§ Brief: Repeat every record below exactly, omitting any pictures.

________

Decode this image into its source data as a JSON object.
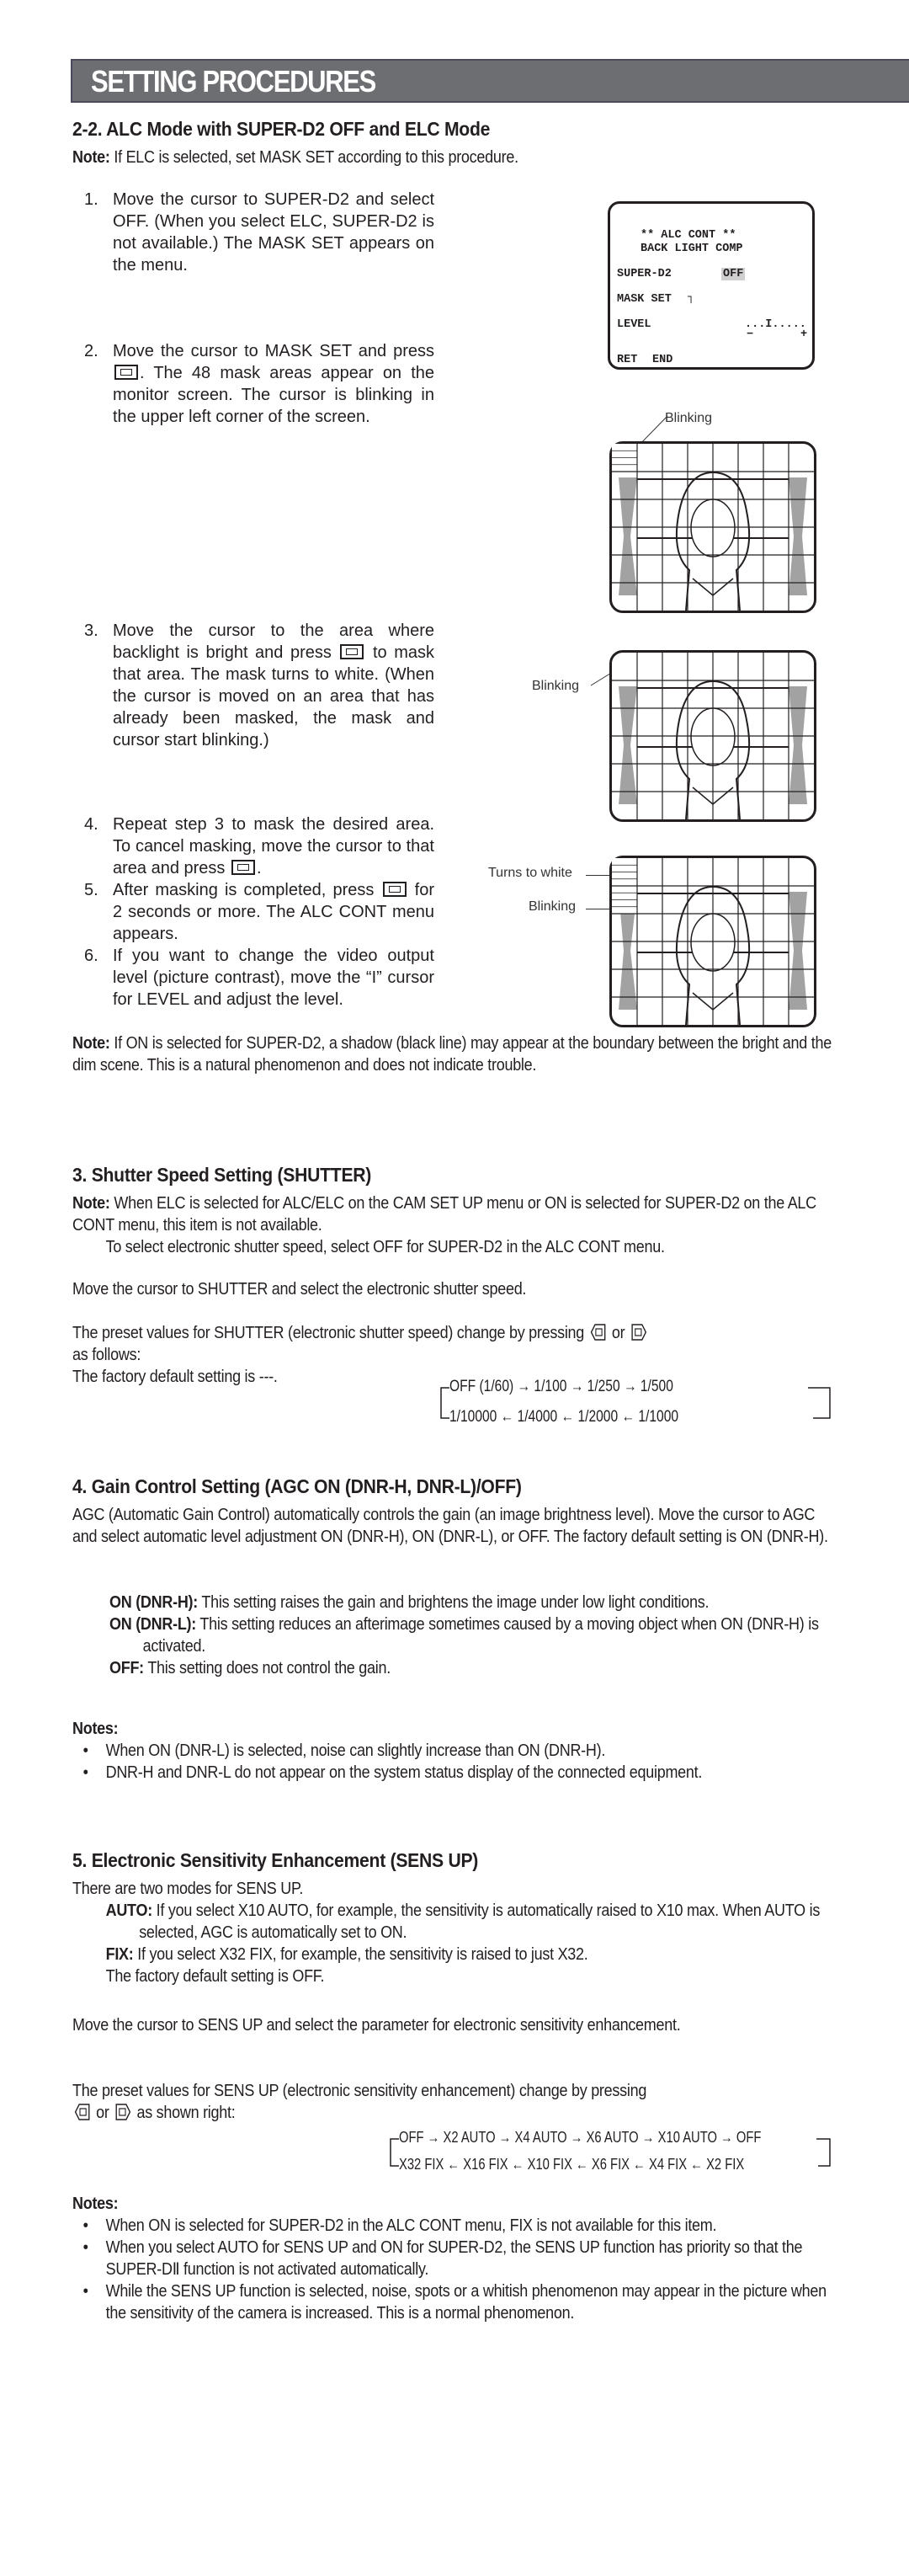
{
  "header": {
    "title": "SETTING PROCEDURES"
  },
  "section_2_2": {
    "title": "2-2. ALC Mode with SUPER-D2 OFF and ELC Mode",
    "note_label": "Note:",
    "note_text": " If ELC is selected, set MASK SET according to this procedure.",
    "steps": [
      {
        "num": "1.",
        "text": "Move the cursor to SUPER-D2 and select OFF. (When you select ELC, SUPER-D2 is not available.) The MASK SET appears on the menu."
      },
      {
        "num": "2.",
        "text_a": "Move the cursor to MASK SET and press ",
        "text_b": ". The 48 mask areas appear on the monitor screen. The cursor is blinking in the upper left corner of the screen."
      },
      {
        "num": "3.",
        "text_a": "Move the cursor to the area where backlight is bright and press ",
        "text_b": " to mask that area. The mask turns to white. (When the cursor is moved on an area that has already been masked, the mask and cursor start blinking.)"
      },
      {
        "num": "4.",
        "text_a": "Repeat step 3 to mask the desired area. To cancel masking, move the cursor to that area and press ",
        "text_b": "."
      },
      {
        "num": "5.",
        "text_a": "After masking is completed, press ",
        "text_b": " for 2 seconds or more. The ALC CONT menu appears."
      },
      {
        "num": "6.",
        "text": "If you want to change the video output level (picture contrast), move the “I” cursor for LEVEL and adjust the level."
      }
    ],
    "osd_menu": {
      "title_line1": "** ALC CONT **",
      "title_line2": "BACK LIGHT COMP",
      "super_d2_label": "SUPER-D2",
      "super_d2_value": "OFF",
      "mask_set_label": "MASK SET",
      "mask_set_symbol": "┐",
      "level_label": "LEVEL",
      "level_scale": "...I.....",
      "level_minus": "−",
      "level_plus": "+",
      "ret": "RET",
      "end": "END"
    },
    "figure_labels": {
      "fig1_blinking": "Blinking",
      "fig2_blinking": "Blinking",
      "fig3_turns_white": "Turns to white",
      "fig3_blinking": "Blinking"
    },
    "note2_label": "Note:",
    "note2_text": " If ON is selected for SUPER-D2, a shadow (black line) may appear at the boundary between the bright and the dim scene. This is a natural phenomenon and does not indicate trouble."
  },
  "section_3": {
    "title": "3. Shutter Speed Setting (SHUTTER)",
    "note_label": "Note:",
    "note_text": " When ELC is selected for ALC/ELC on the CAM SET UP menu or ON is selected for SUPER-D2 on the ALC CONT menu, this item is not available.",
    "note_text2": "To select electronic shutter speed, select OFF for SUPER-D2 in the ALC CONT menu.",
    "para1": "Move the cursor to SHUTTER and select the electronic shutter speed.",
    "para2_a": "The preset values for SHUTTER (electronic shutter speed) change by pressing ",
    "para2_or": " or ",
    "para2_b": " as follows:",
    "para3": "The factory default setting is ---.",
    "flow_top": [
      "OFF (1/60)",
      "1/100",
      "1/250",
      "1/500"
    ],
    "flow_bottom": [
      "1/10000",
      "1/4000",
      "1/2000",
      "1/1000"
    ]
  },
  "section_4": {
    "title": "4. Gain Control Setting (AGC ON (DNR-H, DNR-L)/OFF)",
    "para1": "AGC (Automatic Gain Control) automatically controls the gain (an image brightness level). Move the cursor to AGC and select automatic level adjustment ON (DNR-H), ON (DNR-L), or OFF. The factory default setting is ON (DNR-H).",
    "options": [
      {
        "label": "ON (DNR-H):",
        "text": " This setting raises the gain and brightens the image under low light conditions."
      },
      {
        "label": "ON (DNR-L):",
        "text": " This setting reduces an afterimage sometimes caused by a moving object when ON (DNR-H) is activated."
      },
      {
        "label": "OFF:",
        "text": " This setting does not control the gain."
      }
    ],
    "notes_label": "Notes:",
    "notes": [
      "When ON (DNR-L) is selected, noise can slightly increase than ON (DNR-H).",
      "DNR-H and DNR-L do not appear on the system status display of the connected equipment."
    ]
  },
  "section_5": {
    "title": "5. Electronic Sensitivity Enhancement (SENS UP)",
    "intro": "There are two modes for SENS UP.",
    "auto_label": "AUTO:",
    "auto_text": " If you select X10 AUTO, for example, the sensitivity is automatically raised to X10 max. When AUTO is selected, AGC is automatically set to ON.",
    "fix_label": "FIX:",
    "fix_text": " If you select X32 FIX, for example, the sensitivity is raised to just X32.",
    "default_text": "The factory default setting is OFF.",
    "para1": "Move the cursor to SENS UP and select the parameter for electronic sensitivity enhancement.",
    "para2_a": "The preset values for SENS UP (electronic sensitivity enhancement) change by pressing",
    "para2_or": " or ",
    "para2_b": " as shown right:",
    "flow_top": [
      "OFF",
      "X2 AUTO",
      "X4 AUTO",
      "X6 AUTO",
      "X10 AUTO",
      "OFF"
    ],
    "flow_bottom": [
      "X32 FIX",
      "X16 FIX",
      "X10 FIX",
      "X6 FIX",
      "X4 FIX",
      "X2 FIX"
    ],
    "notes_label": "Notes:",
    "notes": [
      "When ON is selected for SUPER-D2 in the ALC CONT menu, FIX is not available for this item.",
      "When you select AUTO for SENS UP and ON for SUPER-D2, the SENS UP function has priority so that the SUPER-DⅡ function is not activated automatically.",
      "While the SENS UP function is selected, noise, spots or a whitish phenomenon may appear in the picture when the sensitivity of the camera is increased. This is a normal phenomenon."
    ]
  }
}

________

§ Correct response:
Decode this image into its source data as a JSON object.
{
  "header": {
    "title": "SETTING PROCEDURES"
  },
  "section_2_2": {
    "title": "2-2. ALC Mode with SUPER-D2 OFF and ELC Mode",
    "note_label": "Note:",
    "note_text": " If ELC is selected, set MASK SET according to this procedure.",
    "steps": [
      {
        "num": "1.",
        "text": "Move the cursor to SUPER-D2 and select OFF. (When you select ELC, SUPER-D2 is not available.) The MASK SET appears on the menu."
      },
      {
        "num": "2.",
        "text_a": "Move the cursor to MASK SET and press ",
        "text_b": ". The 48 mask areas appear on the monitor screen. The cursor is blinking in the upper left corner of the screen."
      },
      {
        "num": "3.",
        "text_a": "Move the cursor to the area where backlight is bright and press ",
        "text_b": " to mask that area. The mask turns to white. (When the cursor is moved on an area that has already been masked, the mask and cursor start blinking.)"
      },
      {
        "num": "4.",
        "text_a": "Repeat step 3 to mask the desired area. To cancel masking, move the cursor to that area and press ",
        "text_b": "."
      },
      {
        "num": "5.",
        "text_a": "After masking is completed, press ",
        "text_b": " for 2 seconds or more. The ALC CONT menu appears."
      },
      {
        "num": "6.",
        "text": "If you want to change the video output level (picture contrast), move the “I” cursor for LEVEL and adjust the level."
      }
    ],
    "osd_menu": {
      "title_line1": "** ALC CONT **",
      "title_line2": "BACK LIGHT COMP",
      "super_d2_label": "SUPER-D2",
      "super_d2_value": "OFF",
      "mask_set_label": "MASK SET",
      "mask_set_symbol": "┐",
      "level_label": "LEVEL",
      "level_scale": "...I.....",
      "level_minus": "−",
      "level_plus": "+",
      "ret": "RET",
      "end": "END"
    },
    "figure_labels": {
      "fig1_blinking": "Blinking",
      "fig2_blinking": "Blinking",
      "fig3_turns_white": "Turns to white",
      "fig3_blinking": "Blinking"
    },
    "note2_label": "Note:",
    "note2_text": " If ON is selected for SUPER-D2, a shadow (black line) may appear at the boundary between the bright and the dim scene. This is a natural phenomenon and does not indicate trouble."
  },
  "section_3": {
    "title": "3. Shutter Speed Setting (SHUTTER)",
    "note_label": "Note:",
    "note_text": " When ELC is selected for ALC/ELC on the CAM SET UP menu or ON is selected for SUPER-D2 on the ALC CONT menu, this item is not available.",
    "note_text2": "To select electronic shutter speed, select OFF for SUPER-D2 in the ALC CONT menu.",
    "para1": "Move the cursor to SHUTTER and select the electronic shutter speed.",
    "para2_a": "The preset values for SHUTTER (electronic shutter speed) change by pressing ",
    "para2_or": " or ",
    "para2_b": " as follows:",
    "para3": "The factory default setting is ---.",
    "flow_top": [
      "OFF (1/60)",
      "1/100",
      "1/250",
      "1/500"
    ],
    "flow_bottom": [
      "1/10000",
      "1/4000",
      "1/2000",
      "1/1000"
    ]
  },
  "section_4": {
    "title": "4. Gain Control Setting (AGC ON (DNR-H, DNR-L)/OFF)",
    "para1": "AGC (Automatic Gain Control) automatically controls the gain (an image brightness level). Move the cursor to AGC and select automatic level adjustment ON (DNR-H), ON (DNR-L), or OFF. The factory default setting is ON (DNR-H).",
    "options": [
      {
        "label": "ON (DNR-H):",
        "text": " This setting raises the gain and brightens the image under low light conditions."
      },
      {
        "label": "ON (DNR-L):",
        "text": " This setting reduces an afterimage sometimes caused by a moving object when ON (DNR-H) is activated."
      },
      {
        "label": "OFF:",
        "text": " This setting does not control the gain."
      }
    ],
    "notes_label": "Notes:",
    "notes": [
      "When ON (DNR-L) is selected, noise can slightly increase than ON (DNR-H).",
      "DNR-H and DNR-L do not appear on the system status display of the connected equipment."
    ]
  },
  "section_5": {
    "title": "5. Electronic Sensitivity Enhancement (SENS UP)",
    "intro": "There are two modes for SENS UP.",
    "auto_label": "AUTO:",
    "auto_text": " If you select X10 AUTO, for example, the sensitivity is automatically raised to X10 max. When AUTO is selected, AGC is automatically set to ON.",
    "fix_label": "FIX:",
    "fix_text": " If you select X32 FIX, for example, the sensitivity is raised to just X32.",
    "default_text": "The factory default setting is OFF.",
    "para1": "Move the cursor to SENS UP and select the parameter for electronic sensitivity enhancement.",
    "para2_a": "The preset values for SENS UP (electronic sensitivity enhancement) change by pressing",
    "para2_or": " or ",
    "para2_b": " as shown right:",
    "flow_top": [
      "OFF",
      "X2 AUTO",
      "X4 AUTO",
      "X6 AUTO",
      "X10 AUTO",
      "OFF"
    ],
    "flow_bottom": [
      "X32 FIX",
      "X16 FIX",
      "X10 FIX",
      "X6 FIX",
      "X4 FIX",
      "X2 FIX"
    ],
    "notes_label": "Notes:",
    "notes": [
      "When ON is selected for SUPER-D2 in the ALC CONT menu, FIX is not available for this item.",
      "When you select AUTO for SENS UP and ON for SUPER-D2, the SENS UP function has priority so that the SUPER-DⅡ function is not activated automatically.",
      "While the SENS UP function is selected, noise, spots or a whitish phenomenon may appear in the picture when the sensitivity of the camera is increased. This is a normal phenomenon."
    ]
  }
}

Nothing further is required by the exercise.